Copy all lines in which the word "color" can be found.

*** Data to process

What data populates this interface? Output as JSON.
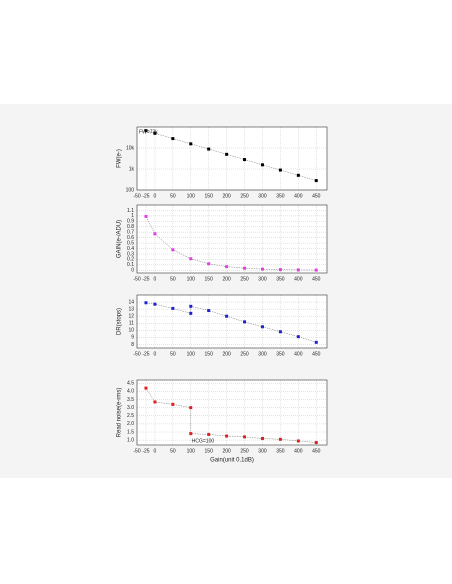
{
  "chart_data": [
    {
      "type": "line",
      "ylabel": "FW(e-)",
      "annotation": "FW=73k",
      "log_y": true,
      "x": [
        -25,
        0,
        50,
        100,
        150,
        200,
        250,
        300,
        350,
        400,
        450
      ],
      "series": [
        {
          "color": "#000000",
          "values": [
            67000,
            50000,
            28100,
            15800,
            8900,
            5000,
            2810,
            1580,
            890,
            500,
            281
          ]
        }
      ],
      "xlim": [
        -50,
        480
      ],
      "xticks": [
        -50,
        -25,
        0,
        50,
        100,
        150,
        200,
        250,
        300,
        350,
        400,
        450
      ],
      "ylim": [
        100,
        100000
      ],
      "yticks": [
        100,
        {
          "value": 1000,
          "label": "1k"
        },
        {
          "value": 10000,
          "label": "10k"
        }
      ],
      "grid": true
    },
    {
      "type": "line",
      "ylabel": "GAIN(e-/ADU)",
      "x": [
        -25,
        0,
        50,
        100,
        150,
        200,
        250,
        300,
        350,
        400,
        450
      ],
      "series": [
        {
          "color": "#e040e0",
          "values": [
            0.99,
            0.67,
            0.377,
            0.212,
            0.119,
            0.067,
            0.038,
            0.021,
            0.012,
            0.0067,
            0.0038
          ]
        }
      ],
      "xlim": [
        -50,
        480
      ],
      "xticks": [
        -50,
        -25,
        0,
        50,
        100,
        150,
        200,
        250,
        300,
        350,
        400,
        450
      ],
      "ylim": [
        -0.05,
        1.2
      ],
      "yticks": [
        0,
        0.1,
        0.2,
        0.3,
        0.4,
        0.5,
        0.6,
        0.7,
        0.8,
        0.9,
        1,
        1.1
      ],
      "grid": true
    },
    {
      "type": "line",
      "ylabel": "DR(stops)",
      "x": [
        -25,
        0,
        50,
        100,
        100,
        150,
        200,
        250,
        300,
        350,
        400,
        450
      ],
      "series": [
        {
          "color": "#2020d0",
          "values": [
            13.9,
            13.7,
            13.1,
            12.4,
            13.4,
            12.8,
            12.0,
            11.2,
            10.5,
            9.8,
            9.1,
            8.3
          ]
        }
      ],
      "xlim": [
        -50,
        480
      ],
      "xticks": [
        -50,
        -25,
        0,
        50,
        100,
        150,
        200,
        250,
        300,
        350,
        400,
        450
      ],
      "ylim": [
        7.5,
        15
      ],
      "yticks": [
        8,
        9,
        10,
        11,
        12,
        13,
        14
      ],
      "grid": true
    },
    {
      "type": "line",
      "ylabel": "Read noise(e-rms)",
      "xlabel": "Gain(unit 0.1dB)",
      "annotation": "HCG=100",
      "x": [
        -25,
        0,
        50,
        100,
        100,
        150,
        200,
        250,
        300,
        350,
        400,
        450
      ],
      "series": [
        {
          "color": "#e02020",
          "values": [
            4.2,
            3.35,
            3.2,
            3.0,
            1.4,
            1.35,
            1.25,
            1.2,
            1.1,
            1.05,
            0.95,
            0.85
          ]
        }
      ],
      "xlim": [
        -50,
        480
      ],
      "xticks": [
        -50,
        -25,
        0,
        50,
        100,
        150,
        200,
        250,
        300,
        350,
        400,
        450
      ],
      "ylim": [
        0.7,
        4.7
      ],
      "yticks": [
        {
          "value": 1,
          "label": "1.0"
        },
        1.5,
        {
          "value": 2,
          "label": "2.0"
        },
        2.5,
        {
          "value": 3,
          "label": "3.0"
        },
        3.5,
        {
          "value": 4,
          "label": "4.0"
        },
        4.5
      ],
      "grid": true
    }
  ]
}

******

## Written solution
          "color": "#000000",
          "color": "#e040e0",
          "color": "#2020d0",
          "color": "#e02020",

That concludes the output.